> _MATERIAL SUPPLIED_:
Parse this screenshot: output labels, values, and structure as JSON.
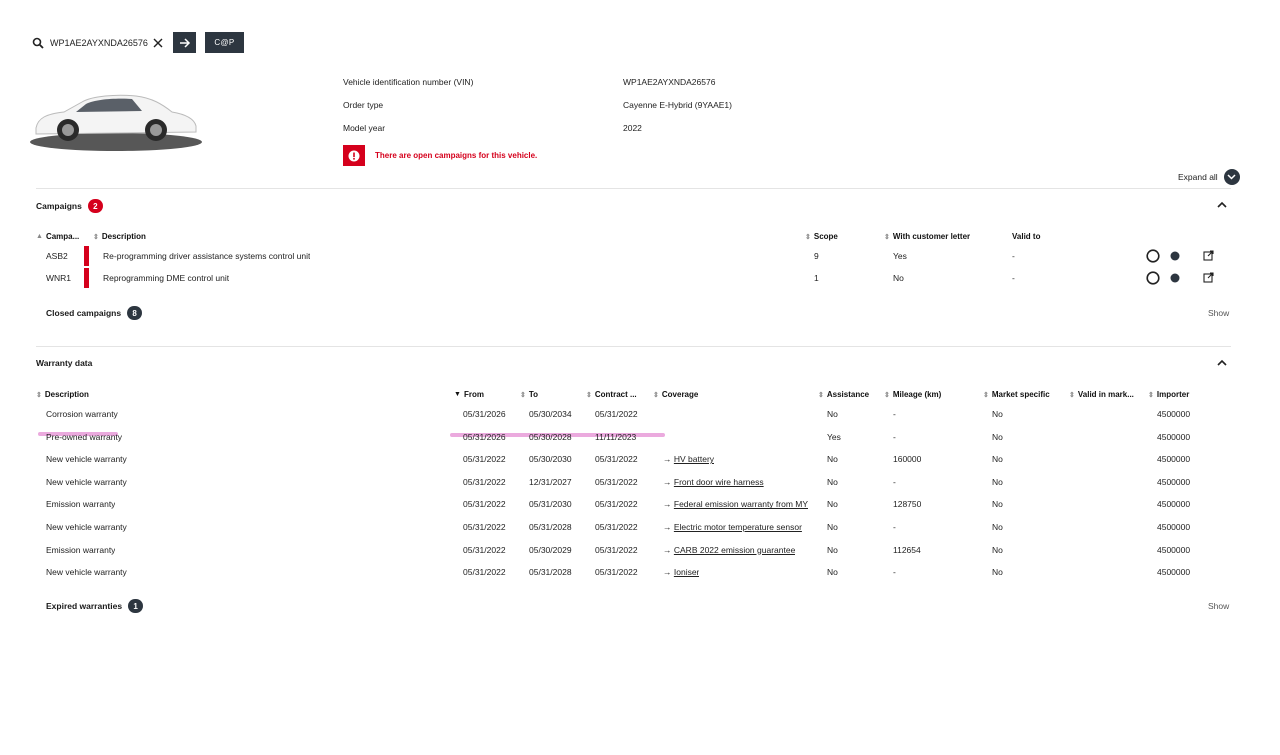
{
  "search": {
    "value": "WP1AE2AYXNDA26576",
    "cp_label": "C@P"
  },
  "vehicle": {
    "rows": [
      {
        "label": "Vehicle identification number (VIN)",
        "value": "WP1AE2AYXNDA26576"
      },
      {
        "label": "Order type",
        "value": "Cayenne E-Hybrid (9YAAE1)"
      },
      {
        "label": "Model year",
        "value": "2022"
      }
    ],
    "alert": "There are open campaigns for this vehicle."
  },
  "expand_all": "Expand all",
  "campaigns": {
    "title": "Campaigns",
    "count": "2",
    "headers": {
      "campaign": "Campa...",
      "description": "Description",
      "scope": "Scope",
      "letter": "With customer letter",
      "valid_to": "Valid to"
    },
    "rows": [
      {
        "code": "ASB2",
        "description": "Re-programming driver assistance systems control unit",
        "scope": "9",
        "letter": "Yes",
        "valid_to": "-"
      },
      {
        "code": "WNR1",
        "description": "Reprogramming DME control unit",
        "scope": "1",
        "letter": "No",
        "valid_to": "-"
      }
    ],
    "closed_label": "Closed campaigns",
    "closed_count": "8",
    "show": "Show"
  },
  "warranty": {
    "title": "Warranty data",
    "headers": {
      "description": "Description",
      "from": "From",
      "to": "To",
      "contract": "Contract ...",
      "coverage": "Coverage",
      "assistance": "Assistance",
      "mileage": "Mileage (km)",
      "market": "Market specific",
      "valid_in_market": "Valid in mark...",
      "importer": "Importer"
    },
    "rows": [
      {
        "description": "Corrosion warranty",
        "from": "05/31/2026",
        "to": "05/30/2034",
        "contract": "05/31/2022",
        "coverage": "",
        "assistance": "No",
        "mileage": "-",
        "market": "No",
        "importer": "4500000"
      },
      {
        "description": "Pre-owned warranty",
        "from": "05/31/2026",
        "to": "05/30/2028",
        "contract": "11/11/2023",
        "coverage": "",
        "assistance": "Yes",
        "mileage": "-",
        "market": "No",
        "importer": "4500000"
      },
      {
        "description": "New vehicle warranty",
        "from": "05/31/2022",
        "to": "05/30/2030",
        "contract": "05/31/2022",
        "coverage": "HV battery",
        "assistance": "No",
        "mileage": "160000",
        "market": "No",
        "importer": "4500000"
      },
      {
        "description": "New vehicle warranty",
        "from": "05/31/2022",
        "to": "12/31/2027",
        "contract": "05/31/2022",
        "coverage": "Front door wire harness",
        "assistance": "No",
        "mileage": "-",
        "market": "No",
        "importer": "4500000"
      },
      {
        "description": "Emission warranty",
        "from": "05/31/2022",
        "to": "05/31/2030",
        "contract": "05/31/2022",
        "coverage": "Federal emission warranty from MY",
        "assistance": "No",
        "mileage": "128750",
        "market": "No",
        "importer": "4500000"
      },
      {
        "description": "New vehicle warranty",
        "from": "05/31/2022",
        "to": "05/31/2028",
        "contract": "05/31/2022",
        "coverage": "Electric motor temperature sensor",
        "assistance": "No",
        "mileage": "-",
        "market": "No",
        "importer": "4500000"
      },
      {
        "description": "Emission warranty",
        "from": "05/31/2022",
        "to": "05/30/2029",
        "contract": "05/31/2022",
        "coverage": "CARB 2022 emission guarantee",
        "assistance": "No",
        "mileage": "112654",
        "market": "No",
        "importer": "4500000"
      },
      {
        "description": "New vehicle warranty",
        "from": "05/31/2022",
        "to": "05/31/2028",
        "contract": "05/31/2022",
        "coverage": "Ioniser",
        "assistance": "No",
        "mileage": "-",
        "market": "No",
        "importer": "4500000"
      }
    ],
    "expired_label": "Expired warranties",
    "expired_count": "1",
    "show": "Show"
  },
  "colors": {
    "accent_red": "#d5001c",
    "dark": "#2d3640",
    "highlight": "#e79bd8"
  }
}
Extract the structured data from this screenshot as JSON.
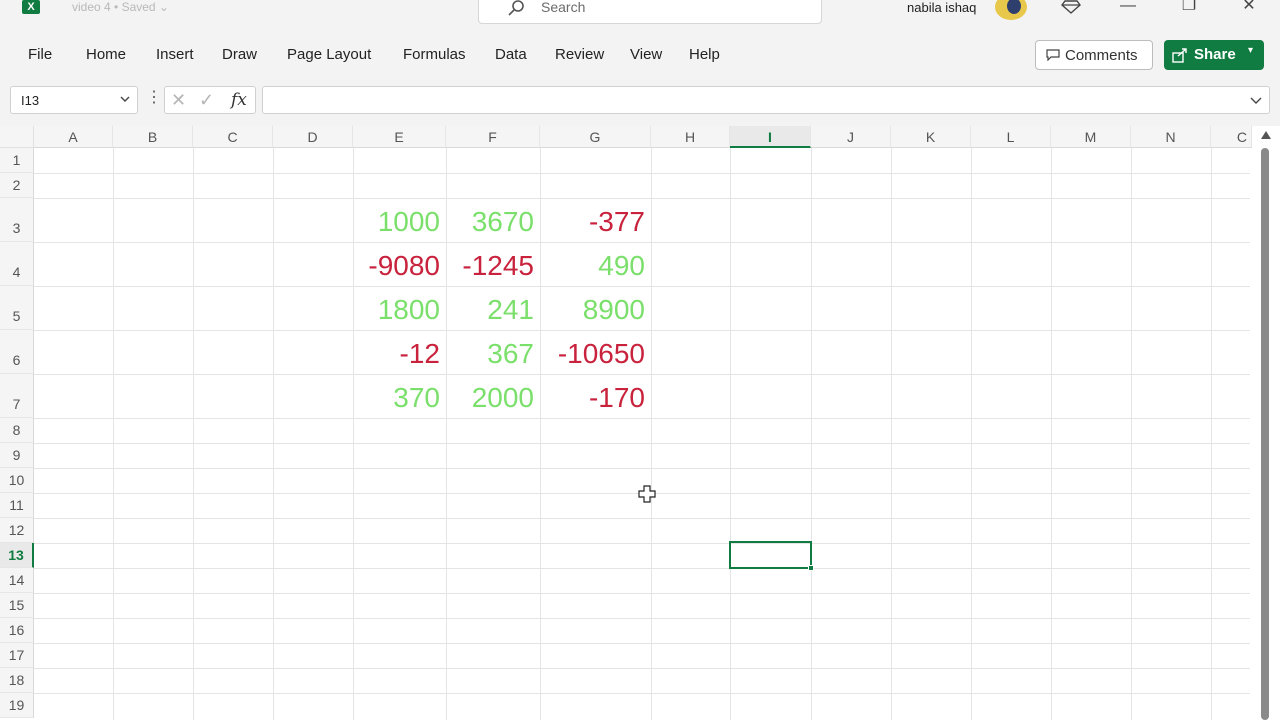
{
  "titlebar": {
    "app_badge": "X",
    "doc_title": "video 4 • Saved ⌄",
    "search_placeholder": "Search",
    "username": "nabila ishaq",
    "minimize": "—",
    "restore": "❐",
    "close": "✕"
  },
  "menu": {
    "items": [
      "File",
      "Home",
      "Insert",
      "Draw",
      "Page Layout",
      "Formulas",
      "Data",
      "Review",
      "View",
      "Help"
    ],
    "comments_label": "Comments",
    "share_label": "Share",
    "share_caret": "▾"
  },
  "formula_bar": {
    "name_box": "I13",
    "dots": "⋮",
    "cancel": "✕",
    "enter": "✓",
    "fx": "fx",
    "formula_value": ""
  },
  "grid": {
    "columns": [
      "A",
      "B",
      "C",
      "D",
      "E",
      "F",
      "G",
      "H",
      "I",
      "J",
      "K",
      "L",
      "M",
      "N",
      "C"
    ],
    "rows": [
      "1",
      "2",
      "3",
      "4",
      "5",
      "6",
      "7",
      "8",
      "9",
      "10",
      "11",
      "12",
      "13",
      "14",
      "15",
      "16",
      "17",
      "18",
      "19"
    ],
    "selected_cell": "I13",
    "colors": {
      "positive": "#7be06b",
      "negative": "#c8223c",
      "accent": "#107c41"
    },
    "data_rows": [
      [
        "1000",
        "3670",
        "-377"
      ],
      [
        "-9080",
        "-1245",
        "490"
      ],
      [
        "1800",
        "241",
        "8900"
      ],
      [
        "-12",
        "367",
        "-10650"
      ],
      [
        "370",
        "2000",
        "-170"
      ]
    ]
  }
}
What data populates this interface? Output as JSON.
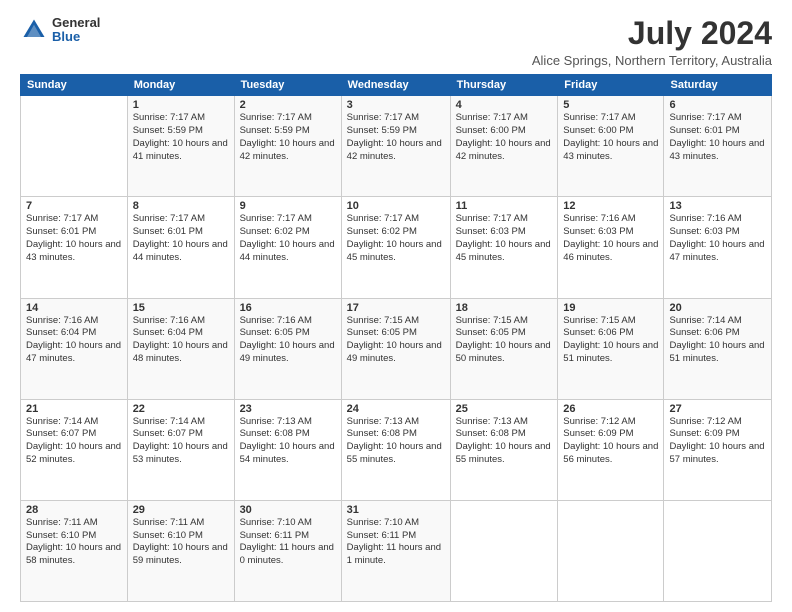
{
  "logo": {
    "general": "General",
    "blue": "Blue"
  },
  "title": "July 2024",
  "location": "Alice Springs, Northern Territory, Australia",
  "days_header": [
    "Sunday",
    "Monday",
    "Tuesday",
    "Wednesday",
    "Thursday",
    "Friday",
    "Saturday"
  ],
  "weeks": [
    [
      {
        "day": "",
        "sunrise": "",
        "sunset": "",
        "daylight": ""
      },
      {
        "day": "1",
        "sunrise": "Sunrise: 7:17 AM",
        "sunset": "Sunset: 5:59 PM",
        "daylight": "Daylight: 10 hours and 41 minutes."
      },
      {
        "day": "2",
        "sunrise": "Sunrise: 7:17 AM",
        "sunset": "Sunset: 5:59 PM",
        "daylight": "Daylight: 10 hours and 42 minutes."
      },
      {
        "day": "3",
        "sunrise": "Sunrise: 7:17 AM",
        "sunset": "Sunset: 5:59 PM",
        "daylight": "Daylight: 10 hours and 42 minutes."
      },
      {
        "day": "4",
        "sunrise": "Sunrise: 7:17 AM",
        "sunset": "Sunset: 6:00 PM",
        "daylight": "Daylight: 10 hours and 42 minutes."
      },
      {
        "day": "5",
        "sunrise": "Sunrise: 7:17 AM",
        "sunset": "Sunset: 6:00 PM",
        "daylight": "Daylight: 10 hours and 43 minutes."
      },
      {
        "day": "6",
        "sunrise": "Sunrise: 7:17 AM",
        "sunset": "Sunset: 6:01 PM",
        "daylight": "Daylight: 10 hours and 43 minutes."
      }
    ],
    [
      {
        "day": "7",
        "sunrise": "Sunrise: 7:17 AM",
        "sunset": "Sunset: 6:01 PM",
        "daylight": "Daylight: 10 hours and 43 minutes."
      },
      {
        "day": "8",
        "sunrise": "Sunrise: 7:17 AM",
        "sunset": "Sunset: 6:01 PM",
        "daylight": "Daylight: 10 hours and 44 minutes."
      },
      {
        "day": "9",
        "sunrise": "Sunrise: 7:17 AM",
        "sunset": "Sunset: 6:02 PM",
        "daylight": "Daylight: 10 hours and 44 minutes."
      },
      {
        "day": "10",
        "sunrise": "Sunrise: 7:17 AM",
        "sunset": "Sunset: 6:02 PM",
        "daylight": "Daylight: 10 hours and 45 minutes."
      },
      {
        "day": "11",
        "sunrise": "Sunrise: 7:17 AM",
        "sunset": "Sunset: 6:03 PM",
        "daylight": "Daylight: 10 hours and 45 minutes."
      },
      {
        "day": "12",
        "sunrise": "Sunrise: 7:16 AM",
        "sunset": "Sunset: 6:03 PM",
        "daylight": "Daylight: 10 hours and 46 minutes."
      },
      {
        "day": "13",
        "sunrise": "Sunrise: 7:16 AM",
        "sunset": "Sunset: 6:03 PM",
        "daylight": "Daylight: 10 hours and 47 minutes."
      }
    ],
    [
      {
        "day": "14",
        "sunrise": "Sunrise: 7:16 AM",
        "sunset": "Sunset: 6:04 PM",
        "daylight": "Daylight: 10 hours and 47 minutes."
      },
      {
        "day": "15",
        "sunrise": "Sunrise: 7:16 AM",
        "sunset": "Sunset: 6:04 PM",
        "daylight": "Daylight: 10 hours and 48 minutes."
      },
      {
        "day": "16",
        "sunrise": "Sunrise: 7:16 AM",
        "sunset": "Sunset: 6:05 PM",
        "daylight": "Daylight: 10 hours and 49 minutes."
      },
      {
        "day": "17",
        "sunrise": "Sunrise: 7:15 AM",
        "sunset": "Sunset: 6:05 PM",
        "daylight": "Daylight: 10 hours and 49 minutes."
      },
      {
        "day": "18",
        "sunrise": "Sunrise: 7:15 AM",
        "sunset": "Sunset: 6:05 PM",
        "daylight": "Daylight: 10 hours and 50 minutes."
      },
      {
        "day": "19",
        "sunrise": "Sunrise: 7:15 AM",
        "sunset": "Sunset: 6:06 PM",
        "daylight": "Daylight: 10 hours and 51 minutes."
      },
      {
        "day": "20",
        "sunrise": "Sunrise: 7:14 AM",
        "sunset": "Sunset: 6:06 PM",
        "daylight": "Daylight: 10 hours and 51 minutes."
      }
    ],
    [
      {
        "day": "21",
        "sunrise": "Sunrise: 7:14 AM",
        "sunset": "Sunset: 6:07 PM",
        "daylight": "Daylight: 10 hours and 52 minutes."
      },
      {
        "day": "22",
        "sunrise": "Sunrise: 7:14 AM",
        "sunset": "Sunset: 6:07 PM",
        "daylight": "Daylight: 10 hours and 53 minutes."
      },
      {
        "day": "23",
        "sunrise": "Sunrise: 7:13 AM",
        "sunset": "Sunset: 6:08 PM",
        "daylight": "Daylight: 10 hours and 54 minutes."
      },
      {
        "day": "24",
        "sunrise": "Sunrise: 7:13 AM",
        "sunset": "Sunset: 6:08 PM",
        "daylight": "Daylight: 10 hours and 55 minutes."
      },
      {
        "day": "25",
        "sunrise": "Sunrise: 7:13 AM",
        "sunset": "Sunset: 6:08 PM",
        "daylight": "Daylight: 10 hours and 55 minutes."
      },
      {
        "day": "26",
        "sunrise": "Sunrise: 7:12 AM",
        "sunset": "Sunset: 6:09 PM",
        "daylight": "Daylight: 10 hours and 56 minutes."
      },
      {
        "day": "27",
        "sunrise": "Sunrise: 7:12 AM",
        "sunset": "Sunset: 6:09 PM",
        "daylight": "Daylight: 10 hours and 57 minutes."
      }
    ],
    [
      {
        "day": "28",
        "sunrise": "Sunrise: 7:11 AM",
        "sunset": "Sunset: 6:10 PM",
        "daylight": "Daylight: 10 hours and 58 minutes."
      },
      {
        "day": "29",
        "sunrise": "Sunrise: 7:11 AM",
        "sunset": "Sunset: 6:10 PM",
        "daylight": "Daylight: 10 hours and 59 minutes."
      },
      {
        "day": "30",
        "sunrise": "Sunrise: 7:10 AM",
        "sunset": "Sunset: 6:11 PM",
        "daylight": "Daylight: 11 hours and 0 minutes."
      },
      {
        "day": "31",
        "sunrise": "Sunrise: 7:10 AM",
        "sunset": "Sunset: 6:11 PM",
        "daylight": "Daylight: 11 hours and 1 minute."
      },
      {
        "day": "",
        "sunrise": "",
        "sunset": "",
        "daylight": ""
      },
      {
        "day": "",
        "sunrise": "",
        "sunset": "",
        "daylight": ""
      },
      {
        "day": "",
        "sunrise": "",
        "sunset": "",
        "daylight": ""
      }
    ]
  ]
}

> _TASK REQUIREMENTS_:
From the entries above, return each line with the word "this" in it.

> _FINAL ANSWER_:
Parse this screenshot: output labels, values, and structure as JSON.
    "alert": "There are open campaigns for this vehicle."
Extract the structured data from this screenshot as JSON.
What data populates this interface? Output as JSON.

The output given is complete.